▶ What is being asked: Repeat each record exactly. Any picture gets left out.

▶ Records to use:
□ □ □

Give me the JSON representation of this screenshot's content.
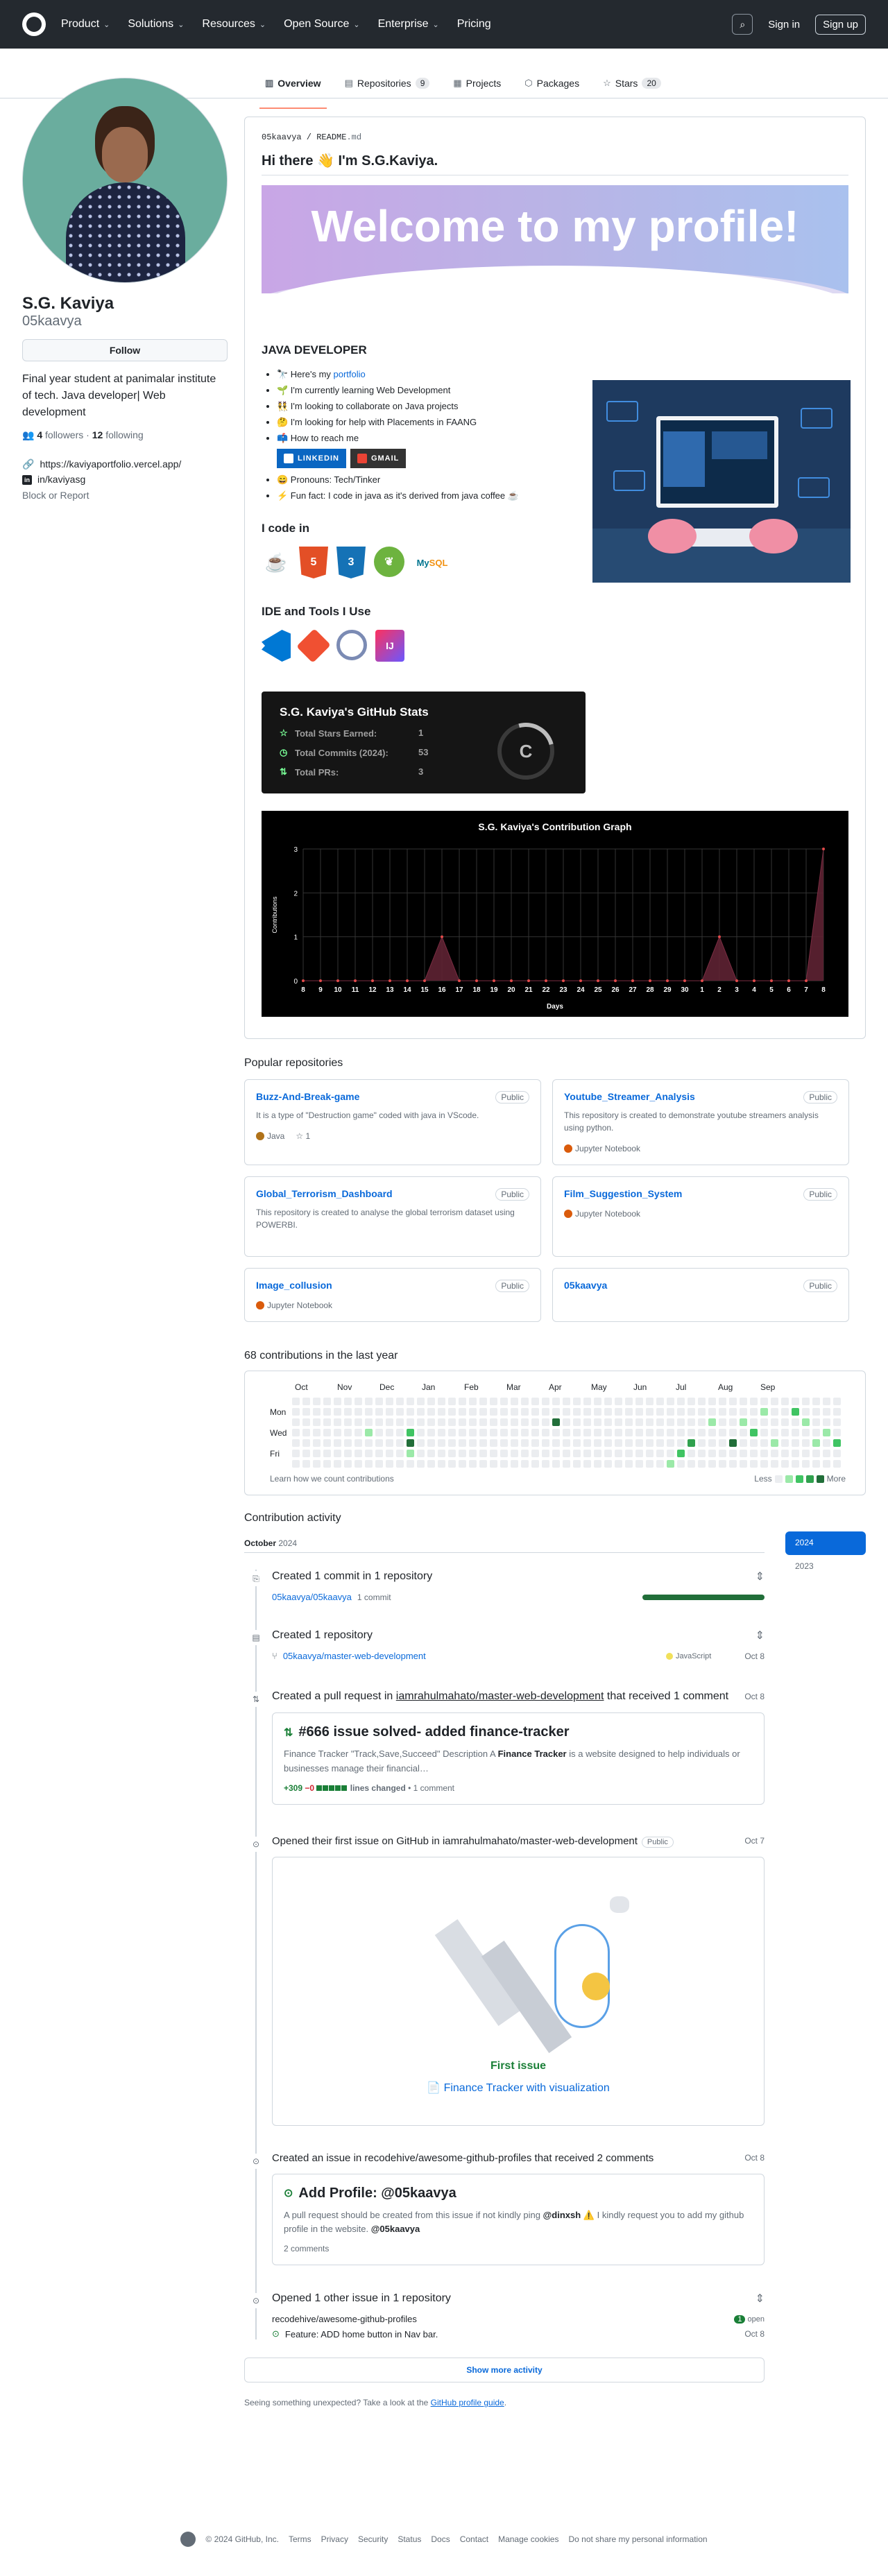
{
  "nav": {
    "items": [
      "Product",
      "Solutions",
      "Resources",
      "Open Source",
      "Enterprise",
      "Pricing"
    ],
    "sign_in": "Sign in",
    "sign_up": "Sign up"
  },
  "tabs": [
    {
      "label": "Overview",
      "count": ""
    },
    {
      "label": "Repositories",
      "count": "9"
    },
    {
      "label": "Projects",
      "count": ""
    },
    {
      "label": "Packages",
      "count": ""
    },
    {
      "label": "Stars",
      "count": "20"
    }
  ],
  "profile": {
    "name": "S.G. Kaviya",
    "login": "05kaavya",
    "follow": "Follow",
    "bio": "Final year student at panimalar institute of tech. Java developer| Web development",
    "followers": "4",
    "followers_label": "followers",
    "following": "12",
    "following_label": "following",
    "website": "https://kaviyaportfolio.vercel.app/",
    "linkedin": "in/kaviyasg",
    "block": "Block or Report"
  },
  "readme": {
    "path_user": "05kaavya",
    "path_file": "README",
    "path_ext": ".md",
    "greeting": "Hi there 👋 I'm S.G.Kaviya.",
    "banner": "Welcome to my profile!",
    "heading": "JAVA DEVELOPER",
    "bullets": [
      {
        "pre": "🔭 Here's my ",
        "link": "portfolio",
        "post": ""
      },
      {
        "pre": "🌱 I'm currently learning Web Development",
        "link": "",
        "post": ""
      },
      {
        "pre": "👯 I'm looking to collaborate on Java projects",
        "link": "",
        "post": ""
      },
      {
        "pre": "🤔 I'm looking for help with Placements in FAANG",
        "link": "",
        "post": ""
      },
      {
        "pre": "📫 How to reach me",
        "link": "",
        "post": ""
      },
      {
        "pre": "😄 Pronouns: Tech/Tinker",
        "link": "",
        "post": ""
      },
      {
        "pre": "⚡ Fun fact: I code in java as it's derived from java coffee ☕",
        "link": "",
        "post": ""
      }
    ],
    "badge_linkedin": "LINKEDIN",
    "badge_gmail": "GMAIL",
    "code_heading": "I code in",
    "tools_heading": "IDE and Tools I Use",
    "stats": {
      "title": "S.G. Kaviya's GitHub Stats",
      "rows": [
        {
          "label": "Total Stars Earned:",
          "value": "1"
        },
        {
          "label": "Total Commits (2024):",
          "value": "53"
        },
        {
          "label": "Total PRs:",
          "value": "3"
        }
      ],
      "grade": "C"
    }
  },
  "chart_data": {
    "type": "area",
    "title": "S.G. Kaviya's Contribution Graph",
    "xlabel": "Days",
    "ylabel": "Contributions",
    "x": [
      "8",
      "9",
      "10",
      "11",
      "12",
      "13",
      "14",
      "15",
      "16",
      "17",
      "18",
      "19",
      "20",
      "21",
      "22",
      "23",
      "24",
      "25",
      "26",
      "27",
      "28",
      "29",
      "30",
      "1",
      "2",
      "3",
      "4",
      "5",
      "6",
      "7",
      "8"
    ],
    "values": [
      0,
      0,
      0,
      0,
      0,
      0,
      0,
      0,
      1,
      0,
      0,
      0,
      0,
      0,
      0,
      0,
      0,
      0,
      0,
      0,
      0,
      0,
      0,
      0,
      1,
      0,
      0,
      0,
      0,
      0,
      3
    ],
    "yticks": [
      "0",
      "1",
      "2",
      "3"
    ],
    "ylim": [
      0,
      3
    ],
    "grid": true
  },
  "popular": {
    "title": "Popular repositories",
    "repos": [
      {
        "name": "Buzz-And-Break-game",
        "vis": "Public",
        "desc": "It is a type of \"Destruction game\" coded with java in VScode.",
        "lang": "Java",
        "color": "#b07219",
        "stars": "1"
      },
      {
        "name": "Youtube_Streamer_Analysis",
        "vis": "Public",
        "desc": "This repository is created to demonstrate youtube streamers analysis using python.",
        "lang": "Jupyter Notebook",
        "color": "#DA5B0B",
        "stars": ""
      },
      {
        "name": "Global_Terrorism_Dashboard",
        "vis": "Public",
        "desc": "This repository is created to analyse the global terrorism dataset using POWERBI.",
        "lang": "",
        "color": "",
        "stars": ""
      },
      {
        "name": "Film_Suggestion_System",
        "vis": "Public",
        "desc": "",
        "lang": "Jupyter Notebook",
        "color": "#DA5B0B",
        "stars": ""
      },
      {
        "name": "Image_collusion",
        "vis": "Public",
        "desc": "",
        "lang": "Jupyter Notebook",
        "color": "#DA5B0B",
        "stars": ""
      },
      {
        "name": "05kaavya",
        "vis": "Public",
        "desc": "",
        "lang": "",
        "color": "",
        "stars": ""
      }
    ]
  },
  "calendar": {
    "title": "68 contributions in the last year",
    "months": [
      "Oct",
      "Nov",
      "Dec",
      "Jan",
      "Feb",
      "Mar",
      "Apr",
      "May",
      "Jun",
      "Jul",
      "Aug",
      "Sep"
    ],
    "days": [
      "Mon",
      "Wed",
      "Fri"
    ],
    "learn": "Learn how we count contributions",
    "less": "Less",
    "more": "More"
  },
  "activity": {
    "title": "Contribution activity",
    "years": [
      "2024",
      "2023"
    ],
    "month": "October",
    "month_year": "2024",
    "items": {
      "commits": {
        "title": "Created 1 commit in 1 repository",
        "repo": "05kaavya/05kaavya",
        "count": "1 commit"
      },
      "repo": {
        "title": "Created 1 repository",
        "repo": "05kaavya/master-web-development",
        "lang": "JavaScript",
        "date": "Oct 8"
      },
      "pr": {
        "title_pre": "Created a pull request in ",
        "repo": "iamrahulmahato/master-web-development",
        "title_post": " that received 1 comment",
        "date": "Oct 8",
        "pr_title": "#666 issue solved- added finance-tracker",
        "pr_body_1": "Finance Tracker \"Track,Save,Succeed\" Description A ",
        "pr_body_b": "Finance Tracker",
        "pr_body_2": " is a website designed to help individuals or businesses manage their financial…",
        "additions": "+309",
        "deletions": "−0",
        "lines": "lines changed",
        "comments": "• 1 comment"
      },
      "first_issue": {
        "title": "Opened their first issue on GitHub in iamrahulmahato/master-web-development",
        "vis": "Public",
        "date": "Oct 7",
        "caption": "First issue",
        "link": "📄 Finance Tracker with visualization"
      },
      "issue": {
        "title": "Created an issue in recodehive/awesome-github-profiles that received 2 comments",
        "date": "Oct 8",
        "card_title": "Add Profile: @05kaavya",
        "body_1": "A pull request should be created from this issue if not kindly ping ",
        "body_b1": "@dinxsh",
        "body_2": " ⚠️ I kindly request you to add my github profile in the website. ",
        "body_b2": "@05kaavya",
        "comments": "2 comments"
      },
      "other": {
        "title": "Opened 1 other issue in 1 repository",
        "repo": "recodehive/awesome-github-profiles",
        "open_count": "1",
        "open_label": "open",
        "issue": "Feature: ADD home button in Nav bar.",
        "date": "Oct 8"
      }
    },
    "show_more": "Show more activity",
    "unexpected": "Seeing something unexpected? Take a look at the ",
    "guide": "GitHub profile guide",
    "guide_post": "."
  },
  "footer": {
    "copy": "© 2024 GitHub, Inc.",
    "links": [
      "Terms",
      "Privacy",
      "Security",
      "Status",
      "Docs",
      "Contact",
      "Manage cookies",
      "Do not share my personal information"
    ]
  }
}
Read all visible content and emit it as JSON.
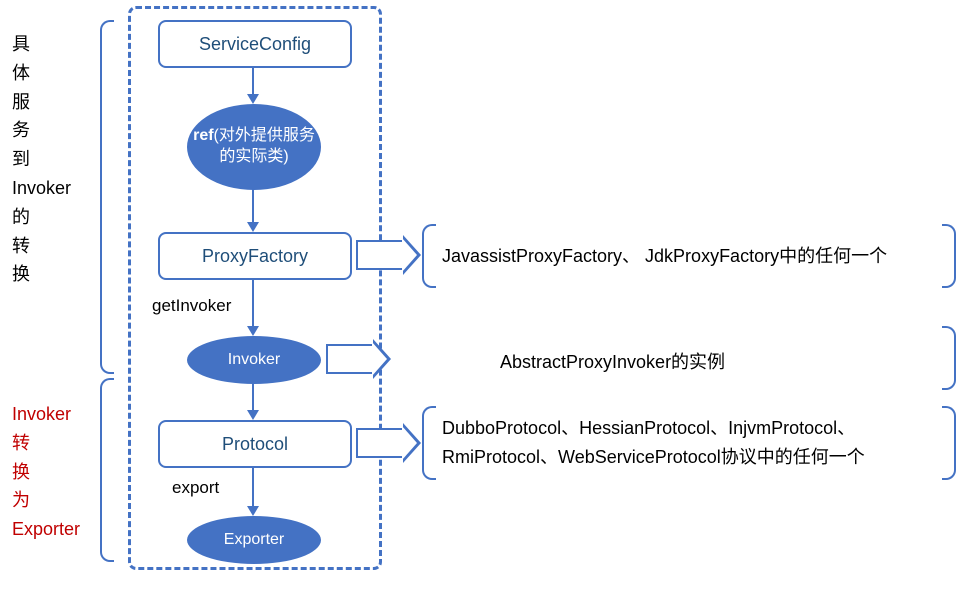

□ □ □

▶ Full solution:
Give me the JSON representation of this screenshot's content.
{
  "nav": {
    "items": [
      "Product",
      "Solutions",
      "Resources",
      "Open Source",
      "Enterprise",
      "Pricing"
    ],
    "sign_in": "Sign in",
    "sign_up": "Sign up"
  },
  "tabs": [
    {
      "label": "Overview",
      "count": ""
    },
    {
      "label": "Repositories",
      "count": "9"
    },
    {
      "label": "Projects",
      "count": ""
    },
    {
      "label": "Packages",
      "count": ""
    },
    {
      "label": "Stars",
      "count": "20"
    }
  ],
  "profile": {
    "name": "S.G. Kaviya",
    "login": "05kaavya",
    "follow": "Follow",
    "bio": "Final year student at panimalar institute of tech. Java developer| Web development",
    "followers": "4",
    "followers_label": "followers",
    "following": "12",
    "following_label": "following",
    "website": "https://kaviyaportfolio.vercel.app/",
    "linkedin": "in/kaviyasg",
    "block": "Block or Report"
  },
  "readme": {
    "path_user": "05kaavya",
    "path_file": "README",
    "path_ext": ".md",
    "greeting": "Hi there 👋 I'm S.G.Kaviya.",
    "banner": "Welcome to my profile!",
    "heading": "JAVA DEVELOPER",
    "bullets": [
      {
        "pre": "🔭 Here's my ",
        "link": "portfolio",
        "post": ""
      },
      {
        "pre": "🌱 I'm currently learning Web Development",
        "link": "",
        "post": ""
      },
      {
        "pre": "👯 I'm looking to collaborate on Java projects",
        "link": "",
        "post": ""
      },
      {
        "pre": "🤔 I'm looking for help with Placements in FAANG",
        "link": "",
        "post": ""
      },
      {
        "pre": "📫 How to reach me",
        "link": "",
        "post": ""
      },
      {
        "pre": "😄 Pronouns: Tech/Tinker",
        "link": "",
        "post": ""
      },
      {
        "pre": "⚡ Fun fact: I code in java as it's derived from java coffee ☕",
        "link": "",
        "post": ""
      }
    ],
    "badge_linkedin": "LINKEDIN",
    "badge_gmail": "GMAIL",
    "code_heading": "I code in",
    "tools_heading": "IDE and Tools I Use",
    "stats": {
      "title": "S.G. Kaviya's GitHub Stats",
      "rows": [
        {
          "label": "Total Stars Earned:",
          "value": "1"
        },
        {
          "label": "Total Commits (2024):",
          "value": "53"
        },
        {
          "label": "Total PRs:",
          "value": "3"
        }
      ],
      "grade": "C"
    }
  },
  "chart_data": {
    "type": "area",
    "title": "S.G. Kaviya's Contribution Graph",
    "xlabel": "Days",
    "ylabel": "Contributions",
    "x": [
      "8",
      "9",
      "10",
      "11",
      "12",
      "13",
      "14",
      "15",
      "16",
      "17",
      "18",
      "19",
      "20",
      "21",
      "22",
      "23",
      "24",
      "25",
      "26",
      "27",
      "28",
      "29",
      "30",
      "1",
      "2",
      "3",
      "4",
      "5",
      "6",
      "7",
      "8"
    ],
    "values": [
      0,
      0,
      0,
      0,
      0,
      0,
      0,
      0,
      1,
      0,
      0,
      0,
      0,
      0,
      0,
      0,
      0,
      0,
      0,
      0,
      0,
      0,
      0,
      0,
      1,
      0,
      0,
      0,
      0,
      0,
      3
    ],
    "yticks": [
      "0",
      "1",
      "2",
      "3"
    ],
    "ylim": [
      0,
      3
    ],
    "grid": true
  },
  "popular": {
    "title": "Popular repositories",
    "repos": [
      {
        "name": "Buzz-And-Break-game",
        "vis": "Public",
        "desc": "It is a type of \"Destruction game\" coded with java in VScode.",
        "lang": "Java",
        "color": "#b07219",
        "stars": "1"
      },
      {
        "name": "Youtube_Streamer_Analysis",
        "vis": "Public",
        "desc": "This repository is created to demonstrate youtube streamers analysis using python.",
        "lang": "Jupyter Notebook",
        "color": "#DA5B0B",
        "stars": ""
      },
      {
        "name": "Global_Terrorism_Dashboard",
        "vis": "Public",
        "desc": "This repository is created to analyse the global terrorism dataset using POWERBI.",
        "lang": "",
        "color": "",
        "stars": ""
      },
      {
        "name": "Film_Suggestion_System",
        "vis": "Public",
        "desc": "",
        "lang": "Jupyter Notebook",
        "color": "#DA5B0B",
        "stars": ""
      },
      {
        "name": "Image_collusion",
        "vis": "Public",
        "desc": "",
        "lang": "Jupyter Notebook",
        "color": "#DA5B0B",
        "stars": ""
      },
      {
        "name": "05kaavya",
        "vis": "Public",
        "desc": "",
        "lang": "",
        "color": "",
        "stars": ""
      }
    ]
  },
  "calendar": {
    "title": "68 contributions in the last year",
    "months": [
      "Oct",
      "Nov",
      "Dec",
      "Jan",
      "Feb",
      "Mar",
      "Apr",
      "May",
      "Jun",
      "Jul",
      "Aug",
      "Sep"
    ],
    "days": [
      "Mon",
      "Wed",
      "Fri"
    ],
    "learn": "Learn how we count contributions",
    "less": "Less",
    "more": "More"
  },
  "activity": {
    "title": "Contribution activity",
    "years": [
      "2024",
      "2023"
    ],
    "month": "October",
    "month_year": "2024",
    "items": {
      "commits": {
        "title": "Created 1 commit in 1 repository",
        "repo": "05kaavya/05kaavya",
        "count": "1 commit"
      },
      "repo": {
        "title": "Created 1 repository",
        "repo": "05kaavya/master-web-development",
        "lang": "JavaScript",
        "date": "Oct 8"
      },
      "pr": {
        "title_pre": "Created a pull request in ",
        "repo": "iamrahulmahato/master-web-development",
        "title_post": " that received 1 comment",
        "date": "Oct 8",
        "pr_title": "#666 issue solved- added finance-tracker",
        "pr_body_1": "Finance Tracker \"Track,Save,Succeed\" Description A ",
        "pr_body_b": "Finance Tracker",
        "pr_body_2": " is a website designed to help individuals or businesses manage their financial…",
        "additions": "+309",
        "deletions": "−0",
        "lines": "lines changed",
        "comments": "• 1 comment"
      },
      "first_issue": {
        "title": "Opened their first issue on GitHub in iamrahulmahato/master-web-development",
        "vis": "Public",
        "date": "Oct 7",
        "caption": "First issue",
        "link": "📄 Finance Tracker with visualization"
      },
      "issue": {
        "title": "Created an issue in recodehive/awesome-github-profiles that received 2 comments",
        "date": "Oct 8",
        "card_title": "Add Profile: @05kaavya",
        "body_1": "A pull request should be created from this issue if not kindly ping ",
        "body_b1": "@dinxsh",
        "body_2": " ⚠️ I kindly request you to add my github profile in the website. ",
        "body_b2": "@05kaavya",
        "comments": "2 comments"
      },
      "other": {
        "title": "Opened 1 other issue in 1 repository",
        "repo": "recodehive/awesome-github-profiles",
        "open_count": "1",
        "open_label": "open",
        "issue": "Feature: ADD home button in Nav bar.",
        "date": "Oct 8"
      }
    },
    "show_more": "Show more activity",
    "unexpected": "Seeing something unexpected? Take a look at the ",
    "guide": "GitHub profile guide",
    "guide_post": "."
  },
  "footer": {
    "copy": "© 2024 GitHub, Inc.",
    "links": [
      "Terms",
      "Privacy",
      "Security",
      "Status",
      "Docs",
      "Contact",
      "Manage cookies",
      "Do not share my personal information"
    ]
  }
}
Read all visible content and emit it as JSON.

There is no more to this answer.